[EXERCISE DIRECTIONS]
Transcribe every one of the entries below verbatim, keeping each line unchanged.

## Begin

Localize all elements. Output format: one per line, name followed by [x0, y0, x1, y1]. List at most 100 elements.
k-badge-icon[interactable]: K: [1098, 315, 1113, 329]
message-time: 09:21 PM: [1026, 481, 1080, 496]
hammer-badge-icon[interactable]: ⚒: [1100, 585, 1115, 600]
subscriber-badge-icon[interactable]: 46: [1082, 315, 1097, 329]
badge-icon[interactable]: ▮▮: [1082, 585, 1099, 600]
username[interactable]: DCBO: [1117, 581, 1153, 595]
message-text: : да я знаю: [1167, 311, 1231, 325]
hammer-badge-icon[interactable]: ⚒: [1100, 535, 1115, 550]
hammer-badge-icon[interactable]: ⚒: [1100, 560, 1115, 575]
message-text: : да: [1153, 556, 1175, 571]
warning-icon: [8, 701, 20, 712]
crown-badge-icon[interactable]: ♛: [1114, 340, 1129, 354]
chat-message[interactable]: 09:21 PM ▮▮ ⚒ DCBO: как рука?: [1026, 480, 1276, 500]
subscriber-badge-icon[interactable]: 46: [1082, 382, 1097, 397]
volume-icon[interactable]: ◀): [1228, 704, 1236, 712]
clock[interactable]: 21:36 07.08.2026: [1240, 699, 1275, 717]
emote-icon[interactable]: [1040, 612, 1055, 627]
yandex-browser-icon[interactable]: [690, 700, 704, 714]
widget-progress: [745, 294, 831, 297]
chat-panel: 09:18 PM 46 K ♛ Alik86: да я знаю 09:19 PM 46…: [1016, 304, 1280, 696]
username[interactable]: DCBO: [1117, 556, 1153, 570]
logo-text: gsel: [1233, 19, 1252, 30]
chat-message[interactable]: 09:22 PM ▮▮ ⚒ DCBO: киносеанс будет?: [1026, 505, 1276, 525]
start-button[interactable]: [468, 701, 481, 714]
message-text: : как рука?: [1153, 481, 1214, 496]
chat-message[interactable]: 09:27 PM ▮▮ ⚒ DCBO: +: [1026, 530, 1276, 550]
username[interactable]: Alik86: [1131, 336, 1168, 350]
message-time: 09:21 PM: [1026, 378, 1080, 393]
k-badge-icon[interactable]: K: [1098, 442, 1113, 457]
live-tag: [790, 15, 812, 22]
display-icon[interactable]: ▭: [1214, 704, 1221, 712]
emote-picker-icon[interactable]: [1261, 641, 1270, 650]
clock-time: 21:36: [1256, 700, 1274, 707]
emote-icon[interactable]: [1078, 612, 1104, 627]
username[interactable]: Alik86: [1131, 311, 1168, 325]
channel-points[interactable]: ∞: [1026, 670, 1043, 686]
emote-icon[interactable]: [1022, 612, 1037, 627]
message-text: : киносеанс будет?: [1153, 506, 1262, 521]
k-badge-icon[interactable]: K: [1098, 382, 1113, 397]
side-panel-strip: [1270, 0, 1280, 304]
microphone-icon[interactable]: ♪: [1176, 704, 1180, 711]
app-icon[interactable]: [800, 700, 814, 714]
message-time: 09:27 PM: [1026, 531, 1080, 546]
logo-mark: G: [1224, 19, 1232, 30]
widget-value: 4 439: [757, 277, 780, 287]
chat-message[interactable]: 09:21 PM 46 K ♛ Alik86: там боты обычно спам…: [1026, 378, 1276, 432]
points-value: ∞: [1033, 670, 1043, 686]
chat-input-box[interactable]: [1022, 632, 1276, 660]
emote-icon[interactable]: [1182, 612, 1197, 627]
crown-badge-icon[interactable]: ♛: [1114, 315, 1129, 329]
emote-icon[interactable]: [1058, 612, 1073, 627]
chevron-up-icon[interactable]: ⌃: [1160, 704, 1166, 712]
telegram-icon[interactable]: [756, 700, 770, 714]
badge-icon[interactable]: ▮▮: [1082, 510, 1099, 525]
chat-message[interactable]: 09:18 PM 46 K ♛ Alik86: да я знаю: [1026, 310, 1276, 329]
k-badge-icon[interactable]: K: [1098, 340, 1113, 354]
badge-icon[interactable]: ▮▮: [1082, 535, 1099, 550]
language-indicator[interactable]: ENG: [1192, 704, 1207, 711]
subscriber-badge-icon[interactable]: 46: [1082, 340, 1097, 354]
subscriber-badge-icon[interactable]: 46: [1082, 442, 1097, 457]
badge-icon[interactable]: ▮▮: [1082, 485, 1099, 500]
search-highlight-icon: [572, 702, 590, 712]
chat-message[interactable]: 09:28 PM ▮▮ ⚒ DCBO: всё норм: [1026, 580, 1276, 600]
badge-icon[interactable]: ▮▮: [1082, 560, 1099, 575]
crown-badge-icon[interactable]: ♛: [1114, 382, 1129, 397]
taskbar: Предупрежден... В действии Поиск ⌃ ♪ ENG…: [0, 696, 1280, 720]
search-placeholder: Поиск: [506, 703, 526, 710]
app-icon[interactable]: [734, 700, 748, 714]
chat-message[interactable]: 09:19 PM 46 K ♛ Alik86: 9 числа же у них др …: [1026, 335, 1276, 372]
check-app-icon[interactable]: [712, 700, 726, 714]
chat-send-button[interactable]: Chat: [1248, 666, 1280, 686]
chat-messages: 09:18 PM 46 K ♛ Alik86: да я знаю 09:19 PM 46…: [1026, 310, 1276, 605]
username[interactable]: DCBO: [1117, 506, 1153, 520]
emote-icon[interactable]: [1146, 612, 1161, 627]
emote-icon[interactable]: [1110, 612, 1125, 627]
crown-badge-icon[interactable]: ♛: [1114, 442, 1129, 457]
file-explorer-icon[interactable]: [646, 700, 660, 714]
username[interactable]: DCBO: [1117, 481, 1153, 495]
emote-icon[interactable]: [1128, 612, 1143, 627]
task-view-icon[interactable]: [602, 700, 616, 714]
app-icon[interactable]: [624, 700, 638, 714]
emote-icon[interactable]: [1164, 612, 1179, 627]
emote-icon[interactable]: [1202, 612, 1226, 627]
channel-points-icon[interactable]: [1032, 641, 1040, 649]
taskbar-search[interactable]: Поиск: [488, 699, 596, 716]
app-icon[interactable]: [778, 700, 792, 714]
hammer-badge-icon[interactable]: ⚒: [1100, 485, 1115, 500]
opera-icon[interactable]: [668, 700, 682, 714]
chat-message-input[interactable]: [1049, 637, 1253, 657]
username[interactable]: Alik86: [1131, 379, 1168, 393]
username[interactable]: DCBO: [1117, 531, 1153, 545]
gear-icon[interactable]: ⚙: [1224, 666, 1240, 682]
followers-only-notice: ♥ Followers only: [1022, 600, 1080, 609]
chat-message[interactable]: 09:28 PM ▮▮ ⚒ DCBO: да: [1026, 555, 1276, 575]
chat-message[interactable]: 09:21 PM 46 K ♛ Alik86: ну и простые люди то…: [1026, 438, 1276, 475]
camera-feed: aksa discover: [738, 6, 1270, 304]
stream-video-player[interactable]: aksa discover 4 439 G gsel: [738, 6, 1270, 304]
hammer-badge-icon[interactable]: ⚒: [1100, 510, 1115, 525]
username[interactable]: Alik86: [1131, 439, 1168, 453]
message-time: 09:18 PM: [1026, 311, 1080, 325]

## End

[RESULT BELOW]
Localize all elements. Output format: one per line, name followed by [x0, y0, x1, y1]. List at most 100 elements.
k-badge-icon[interactable]: K: [1098, 315, 1113, 329]
message-time: 09:21 PM: [1026, 481, 1080, 496]
hammer-badge-icon[interactable]: ⚒: [1100, 585, 1115, 600]
subscriber-badge-icon[interactable]: 46: [1082, 315, 1097, 329]
badge-icon[interactable]: ▮▮: [1082, 585, 1099, 600]
username[interactable]: DCBO: [1117, 581, 1153, 595]
message-text: : да я знаю: [1167, 311, 1231, 325]
hammer-badge-icon[interactable]: ⚒: [1100, 535, 1115, 550]
hammer-badge-icon[interactable]: ⚒: [1100, 560, 1115, 575]
message-text: : да: [1153, 556, 1175, 571]
warning-icon: [8, 701, 20, 712]
crown-badge-icon[interactable]: ♛: [1114, 340, 1129, 354]
chat-message[interactable]: 09:21 PM ▮▮ ⚒ DCBO: как рука?: [1026, 480, 1276, 500]
subscriber-badge-icon[interactable]: 46: [1082, 382, 1097, 397]
volume-icon[interactable]: ◀): [1228, 704, 1236, 712]
clock[interactable]: 21:36 07.08.2026: [1240, 699, 1275, 717]
emote-icon[interactable]: [1040, 612, 1055, 627]
yandex-browser-icon[interactable]: [690, 700, 704, 714]
widget-progress: [745, 294, 831, 297]
chat-panel: 09:18 PM 46 K ♛ Alik86: да я знаю 09:19 PM 46…: [1016, 304, 1280, 696]
username[interactable]: DCBO: [1117, 556, 1153, 570]
logo-text: gsel: [1233, 19, 1252, 30]
chat-message[interactable]: 09:22 PM ▮▮ ⚒ DCBO: киносеанс будет?: [1026, 505, 1276, 525]
start-button[interactable]: [468, 701, 481, 714]
message-text: : как рука?: [1153, 481, 1214, 496]
chat-message[interactable]: 09:27 PM ▮▮ ⚒ DCBO: +: [1026, 530, 1276, 550]
username[interactable]: Alik86: [1131, 336, 1168, 350]
message-time: 09:21 PM: [1026, 378, 1080, 393]
k-badge-icon[interactable]: K: [1098, 442, 1113, 457]
live-tag: [790, 15, 812, 22]
display-icon[interactable]: ▭: [1214, 704, 1221, 712]
emote-picker-icon[interactable]: [1261, 641, 1270, 650]
clock-time: 21:36: [1256, 700, 1274, 707]
emote-icon[interactable]: [1078, 612, 1104, 627]
username[interactable]: Alik86: [1131, 311, 1168, 325]
channel-points[interactable]: ∞: [1026, 670, 1043, 686]
emote-icon[interactable]: [1022, 612, 1037, 627]
message-text: : киносеанс будет?: [1153, 506, 1262, 521]
k-badge-icon[interactable]: K: [1098, 382, 1113, 397]
side-panel-strip: [1270, 0, 1280, 304]
microphone-icon[interactable]: ♪: [1176, 704, 1180, 711]
app-icon[interactable]: [800, 700, 814, 714]
message-time: 09:27 PM: [1026, 531, 1080, 546]
logo-mark: G: [1224, 19, 1232, 30]
widget-value: 4 439: [757, 277, 780, 287]
chat-message[interactable]: 09:21 PM 46 K ♛ Alik86: там боты обычно спам…: [1026, 378, 1276, 432]
points-value: ∞: [1033, 670, 1043, 686]
chat-input-box[interactable]: [1022, 632, 1276, 660]
emote-icon[interactable]: [1182, 612, 1197, 627]
crown-badge-icon[interactable]: ♛: [1114, 315, 1129, 329]
emote-icon[interactable]: [1058, 612, 1073, 627]
chevron-up-icon[interactable]: ⌃: [1160, 704, 1166, 712]
telegram-icon[interactable]: [756, 700, 770, 714]
badge-icon[interactable]: ▮▮: [1082, 510, 1099, 525]
chat-message[interactable]: 09:18 PM 46 K ♛ Alik86: да я знаю: [1026, 310, 1276, 329]
k-badge-icon[interactable]: K: [1098, 340, 1113, 354]
badge-icon[interactable]: ▮▮: [1082, 535, 1099, 550]
language-indicator[interactable]: ENG: [1192, 704, 1207, 711]
subscriber-badge-icon[interactable]: 46: [1082, 340, 1097, 354]
subscriber-badge-icon[interactable]: 46: [1082, 442, 1097, 457]
badge-icon[interactable]: ▮▮: [1082, 485, 1099, 500]
search-highlight-icon: [572, 702, 590, 712]
chat-message[interactable]: 09:28 PM ▮▮ ⚒ DCBO: всё норм: [1026, 580, 1276, 600]
badge-icon[interactable]: ▮▮: [1082, 560, 1099, 575]
crown-badge-icon[interactable]: ♛: [1114, 382, 1129, 397]
taskbar: Предупрежден... В действии Поиск ⌃ ♪ ENG…: [0, 696, 1280, 720]
search-placeholder: Поиск: [506, 703, 526, 710]
app-icon[interactable]: [734, 700, 748, 714]
chat-message[interactable]: 09:19 PM 46 K ♛ Alik86: 9 числа же у них др …: [1026, 335, 1276, 372]
check-app-icon[interactable]: [712, 700, 726, 714]
chat-send-button[interactable]: Chat: [1248, 666, 1280, 686]
chat-messages: 09:18 PM 46 K ♛ Alik86: да я знаю 09:19 PM 46…: [1026, 310, 1276, 605]
username[interactable]: DCBO: [1117, 506, 1153, 520]
emote-icon[interactable]: [1146, 612, 1161, 627]
emote-icon[interactable]: [1110, 612, 1125, 627]
crown-badge-icon[interactable]: ♛: [1114, 442, 1129, 457]
file-explorer-icon[interactable]: [646, 700, 660, 714]
username[interactable]: DCBO: [1117, 481, 1153, 495]
emote-icon[interactable]: [1128, 612, 1143, 627]
task-view-icon[interactable]: [602, 700, 616, 714]
app-icon[interactable]: [624, 700, 638, 714]
emote-icon[interactable]: [1164, 612, 1179, 627]
emote-icon[interactable]: [1202, 612, 1226, 627]
channel-points-icon[interactable]: [1032, 641, 1040, 649]
taskbar-search[interactable]: Поиск: [488, 699, 596, 716]
app-icon[interactable]: [778, 700, 792, 714]
hammer-badge-icon[interactable]: ⚒: [1100, 485, 1115, 500]
opera-icon[interactable]: [668, 700, 682, 714]
chat-message-input[interactable]: [1049, 637, 1253, 657]
username[interactable]: Alik86: [1131, 379, 1168, 393]
username[interactable]: DCBO: [1117, 531, 1153, 545]
gear-icon[interactable]: ⚙: [1224, 666, 1240, 682]
followers-only-notice: ♥ Followers only: [1022, 600, 1080, 609]
chat-message[interactable]: 09:28 PM ▮▮ ⚒ DCBO: да: [1026, 555, 1276, 575]
chat-message[interactable]: 09:21 PM 46 K ♛ Alik86: ну и простые люди то…: [1026, 438, 1276, 475]
camera-feed: aksa discover: [738, 6, 1270, 304]
stream-video-player[interactable]: aksa discover 4 439 G gsel: [738, 6, 1270, 304]
hammer-badge-icon[interactable]: ⚒: [1100, 510, 1115, 525]
username[interactable]: Alik86: [1131, 439, 1168, 453]
message-time: 09:18 PM: [1026, 311, 1080, 325]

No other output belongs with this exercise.